Make an exact copy of the data below, leaving out every picture.

* Record excerpts
++++

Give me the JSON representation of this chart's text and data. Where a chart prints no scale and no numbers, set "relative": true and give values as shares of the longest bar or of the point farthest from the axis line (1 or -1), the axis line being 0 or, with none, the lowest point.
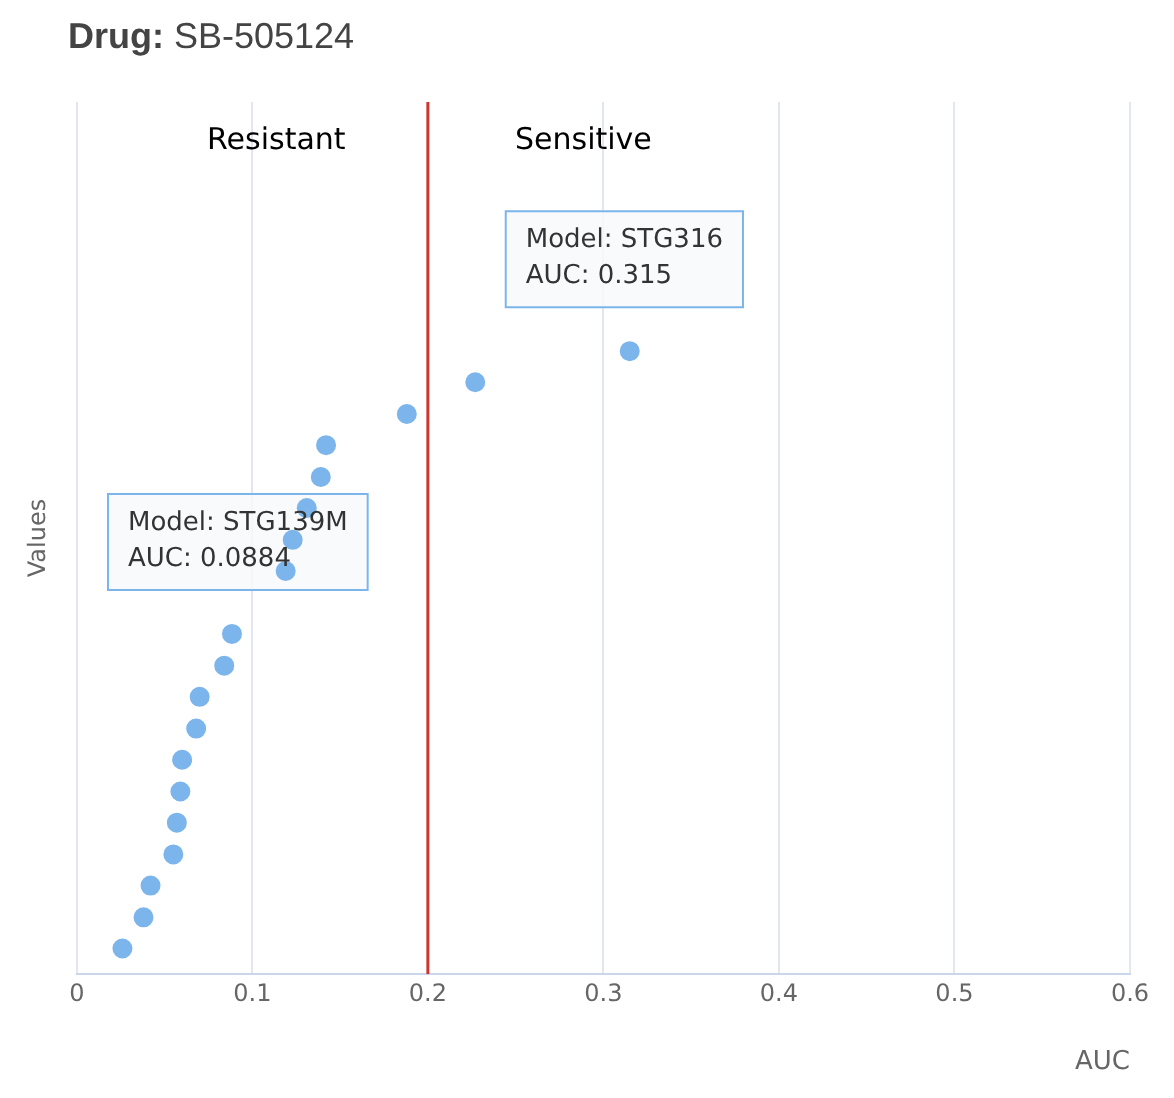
{
  "chart_data": {
    "type": "scatter",
    "title": "Drug: SB-505124",
    "xlabel": "AUC",
    "ylabel": "Values",
    "relative": true,
    "x": [
      0.026,
      0.038,
      0.042,
      0.055,
      0.057,
      0.059,
      0.06,
      0.068,
      0.07,
      0.084,
      0.0884,
      0.119,
      0.123,
      0.131,
      0.139,
      0.142,
      0.188,
      0.227,
      0.315
    ],
    "series": [
      {
        "color": "#7cb5ec",
        "values": [
          0.041,
          0.091,
          0.142,
          0.192,
          0.243,
          0.293,
          0.344,
          0.394,
          0.445,
          0.495,
          0.546,
          0.647,
          0.697,
          0.748,
          0.798,
          0.849,
          0.899,
          0.95,
          1
        ]
      }
    ],
    "xlim": [
      0,
      0.6
    ],
    "xticks": [
      0,
      0.1,
      0.2,
      0.3,
      0.4,
      0.5,
      0.6
    ],
    "ref_lines": [
      {
        "axis": "x",
        "value": 0.2,
        "color": "#d0342c"
      }
    ],
    "annotations": [
      "Resistant",
      "Sensitive",
      {
        "text": "Model: STG139M\nAUC: 0.0884",
        "x": 0.0884,
        "y": 0.546
      },
      {
        "text": "Model: STG316\nAUC: 0.315",
        "x": 0.315,
        "y": 1
      }
    ],
    "grid": "x",
    "legend": false,
    "marker": "circle"
  }
}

++++

* Task answer
Give me the JSON representation of this chart's text and data. Where a chart prints no scale and no numbers, set "relative": true and give values as shares of the longest bar or of the point farthest from the axis line (1 or -1), the axis line being 0 or, with none, the lowest point.
{
  "chart_data": {
    "type": "scatter",
    "title": "Drug: SB-505124",
    "xlabel": "AUC",
    "ylabel": "Values",
    "relative": true,
    "x": [
      0.026,
      0.038,
      0.042,
      0.055,
      0.057,
      0.059,
      0.06,
      0.068,
      0.07,
      0.084,
      0.0884,
      0.119,
      0.123,
      0.131,
      0.139,
      0.142,
      0.188,
      0.227,
      0.315
    ],
    "series": [
      {
        "color": "#7cb5ec",
        "values": [
          0.041,
          0.091,
          0.142,
          0.192,
          0.243,
          0.293,
          0.344,
          0.394,
          0.445,
          0.495,
          0.546,
          0.647,
          0.697,
          0.748,
          0.798,
          0.849,
          0.899,
          0.95,
          1
        ]
      }
    ],
    "xlim": [
      0,
      0.6
    ],
    "xticks": [
      0,
      0.1,
      0.2,
      0.3,
      0.4,
      0.5,
      0.6
    ],
    "ref_lines": [
      {
        "axis": "x",
        "value": 0.2,
        "color": "#d0342c"
      }
    ],
    "annotations": [
      "Resistant",
      "Sensitive",
      {
        "text": "Model: STG139M\nAUC: 0.0884",
        "x": 0.0884,
        "y": 0.546
      },
      {
        "text": "Model: STG316\nAUC: 0.315",
        "x": 0.315,
        "y": 1
      }
    ],
    "grid": "x",
    "legend": false,
    "marker": "circle"
  }
}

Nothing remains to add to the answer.